Provided records ->
-- -- --
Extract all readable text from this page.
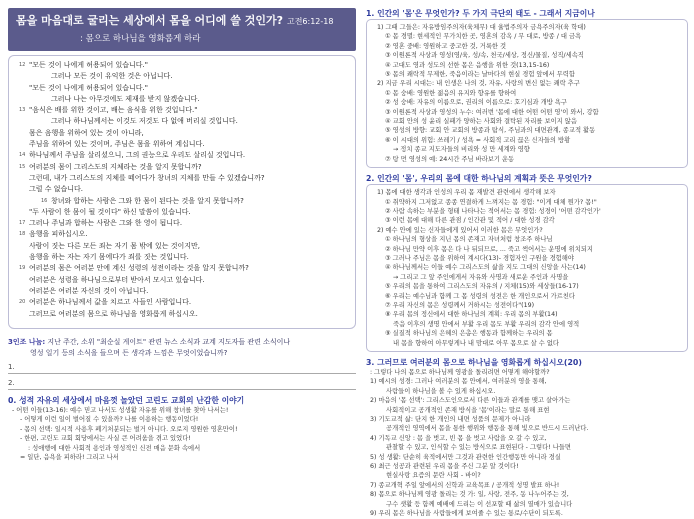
몸을 마음대로 굴리는 세상에서 몸을 어디에 쓸 것인가? 고전6:12-18
: 몸으로 하나님을 영화롭게 하라
12 "모든 것이 나에게 허용되어 있습니다."
그러나 모든 것이 유익한 것은 아닙니다.
"모든 것이 나에게 허용되어 있습니다."
그러나 나는 아무것에도 제재를 받지 않겠습니다.
13 "음식은 배를 위한 것이고, 배는 음식을 위한 것입니다."
그러나 하나님께서는 이것도 저것도 다 없애 버리실 것입니다.
몸은 음행을 위하여 있는 것이 아니라,
주님을 위하여 있는 것이며, 주님은 몸을 위하여 계십니다.
14 하나님께서 주님을 살리셨으니, 그의 권능으로 우리도 살리실 것입니다.
15 여러분의 몸이 그리스도의 지체라는 것을 알지 못합니까?
그런데, 내가 그리스도의 지체를 떼어다가 창녀의 지체를 만들 수 있겠습니까?
그럴 수 없습니다.
16 창녀와 합하는 사람은 그와 한 몸이 된다는 것을 알지 못합니까?
"두 사람이 한 몸이 될 것이다" 하신 말씀이 있습니다.
17 그러나 주님과 합하는 사람은 그와 한 영이 됩니다.
18 음행을 피하십시오.
사람이 짓는 다른 모든 죄는 자기 몸 밖에 있는 것이지만,
음행을 하는 자는 자기 몸에다가 죄를 짓는 것입니다.
19 여러분의 몸은 여러분 안에 계신 성령의 성전이라는 것을 알지 못합니까?
여러분은 성령을 하나님으로부터 받아서 모시고 있습니다.
여러분은 여러분 자신의 것이 아닙니다.
20 여러분은 하나님께서 값을 치르고 사들인 사람입니다.
그러므로 여러분의 몸으로 하나님을 영화롭게 하십시오.
3인조 나눔: 지난 주간, 소위 "최순실 게이트" 관련 뉴스 소식과 교계 지도자들 관련 소식이나
영성 일기 등의 소식을 들으며 든 생각과 느낌은 무엇이었습니까?
1.
2.
0. 성적 자유의 세상에서 마음껏 놀았던 고린도 교회의 난감한 이야기
- 어떤 이들(13-16): 예수 믿고 나서도 성생활 자유를 위해 창녀를 찾아 나서는!
- 어떻게 이런 일이 벌어질 수 있을까? 나를 이용하는 행동이었다!
- 몸의 선택: 일시적 사용후 폐기처분되는 벌거 아니다. 오로지 영원한 영혼만이!
- 한편, 고린도 교회 회당에서는 사실 큰 어려움을 겪고 있었다!
: 성애행에 대한 사회적 용인과 영성적인 신전 매음 문화 속에서
= 일단, 음욕을 피하라! 그리고 나서
1. 인간의 '몸'은 무엇인가? 두 가지 극단의 태도 - 그래서 지금이나
1) 그때 그들은: 자유방임주의자(육체무) 대 율법주의자 금욕주의자(육 학대)
① 몸 경멸: 현세적인 무가치한 곳, 영혼의 감옥 / 무 대로, 방종 / 대 금욕
② 영혼 중배: 영원하고 중고한 것, 거룩한 것
③ 이원론적 사상과 영성(영/육, 성/속, 천국/세상, 정신/물질, 성직/세속직
④ 고대도 영과 성도의 선한 몸은 음행을 위한 것(13,15-16)
⑤ 몸의 쾌락적 무제한, 죽음이라는 날마다의 현실 경험 앞에서 무력함
2) 지금 우리 시대는: 내 인생은 나의 것, 자유, 사랑의 변신 없는 쾌락 추구
① 몸 숭배: 영원한 젊음의 유지와 향유를 향하여
② 성 숭배: 자유의 이름으로, 권리의 이름으로: 호기심과 개방 욕구
③ 이원론적 사상과 영성의 누수: 여러번 '몸에 대한 어떤 어떤 영'이 와서, 강함
④ 교회 안의 성 윤리 실패가 양하는 사회와 결탁된 자리를 보이지 않음
⑤ 영성의 방향: 교회 안 교회의 방종과 탐식, 주님과의 대면관계, 종교적 활동
⑥ 이 시대의 위험: 쓰레기 / 성욕 = 사회적 고리 끊은 신자들의 방황
→ 정치 종교 지도자들의 비리와 성 만 세계와 영향
⑦ 탕 먼 영성의 예: 24시간 주님 바라보기 운동
2. 인간의 '몸', 우리의 몸에 대한 하나님의 계획과 뜻은 무엇인가?
1) 몸에 대한 생각과 인성의 우리 몸 재발견 관련에서 생각해 보자
① 취약하지 그저없고 종종 연결하게 느껴지는 몸 경험: "이게 대체 뭔가? 몸!"
② 사람 속하는 부분을 형태 나타나는 적어서는 몸 경험: 성경이 '어떤 감각인가'
③ 이런 몸에 대해 다른 관점 / 인간관 및 적어 / 대한 성경 감각
2) 예수 안에 있는 신자들에게 있어서 이러한 몸은 무엇인가?
① 하나님의 형상을 지닌 몸의 존재고 자녀처럼 창조주 하나님
② 하나님 만약 이후 몸은 다 나 뒤되므로, ... 죽고 썩어서는 운명에 위치되지
③ 그러나 주님은 몸을 위하여 계시다(13)- 경험자인 구원을 경험해야
④ 하나님께서는 이들 예수 그리스도의 삶을 지도 그대의 신앙을 사는(14)
→ 그리고 그 앞 주인에게서 자유와 사명과 새로운 주인과 사명을
⑤ 우리의 몸을 통하여 그리스도의 자유의 / 지체(15)와 세상들(16-17)
⑥ 우리는 예수님과 함께 그 몸 성령의 성전은 한 개인으로서 가르친다
⑦ 우리 자신의 몸은 성령께서 거하시는 성전이다"(19)
⑧ 우리 몸의 정신에서 대한 하나님의 계획: 우리 몸의 부활(14)
죽음 이후의 생명 안에서 부활 우리 몸도 부활 우리의 감각 안에 영적
⑨ 실질적 하나님의 은혜의 은총은 행동과 함께하는 우리의 몸
내 몸을 향하여 아무렇게나 내 맘대로 아무 몸으로 살 수 없다
3. 그러므로 여러분의 몸으로 하나님을 영화롭게 하십시오(20)
: 그렇다 나의 몸으로 하나님께 영광을 돌리려면 어떻게 해야할까?
1) 예시의 성경: 그러나 여러분의 몸 안에서, 여러분의 영을 통해,
사람들이 하나님을 볼 수 있게 하십시오.
2) 마음의 '몸 선택': 그리스도인으로서 다른 이들과 관계를 맺고 살아가는
사회적이고 공개적인 존재 방식을 '몸'이라는 말로 통해 표현
3) 기도교적 삶: 단지 한 개인의 내면 성품의 문제가 아니라
공개적인 영역에서 몸을 통한 행위와 행동을 통해 빛으로 반드시 드러난다.
4) 기독교 신앙 : 몸 을 벗고, 빈 몸 을 벗고 사람을 오 갈 수 있고,
관찰할 수 있고, 인식할 수 있는 방식으로 표현된다 - 그렇다! 나들면
5) 성 생활: 단순히 육적에서만 그것과 관련한 인간행동만 아니라 경실
6) 최근 성공과 관련된 우리 몸을 주신 그분 알 것이다!
현실사랑 요즘의 문란 사회 - 바이?
7) 종교개혁 주일 앞에서의 신학과 교육목표 / 공개적 성명 발표 하나!
8) 몸으로 하나님께 영광 돌리는 것 가: 일, 사랑, 전주, 동 나누어주는 것,
구수 샛활 등 함께 예배에 드리는 이 선포할 때 삶의 열매가 있습니다
9) 우리 몸은 하나님을 사람들에게 보여줄 수 있는 통로/수단이 되도록.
-- -- --
Problem description ->
Find every line with "아닙니다" in the listing and state how many there are, nothing else.

Exercise result ->
2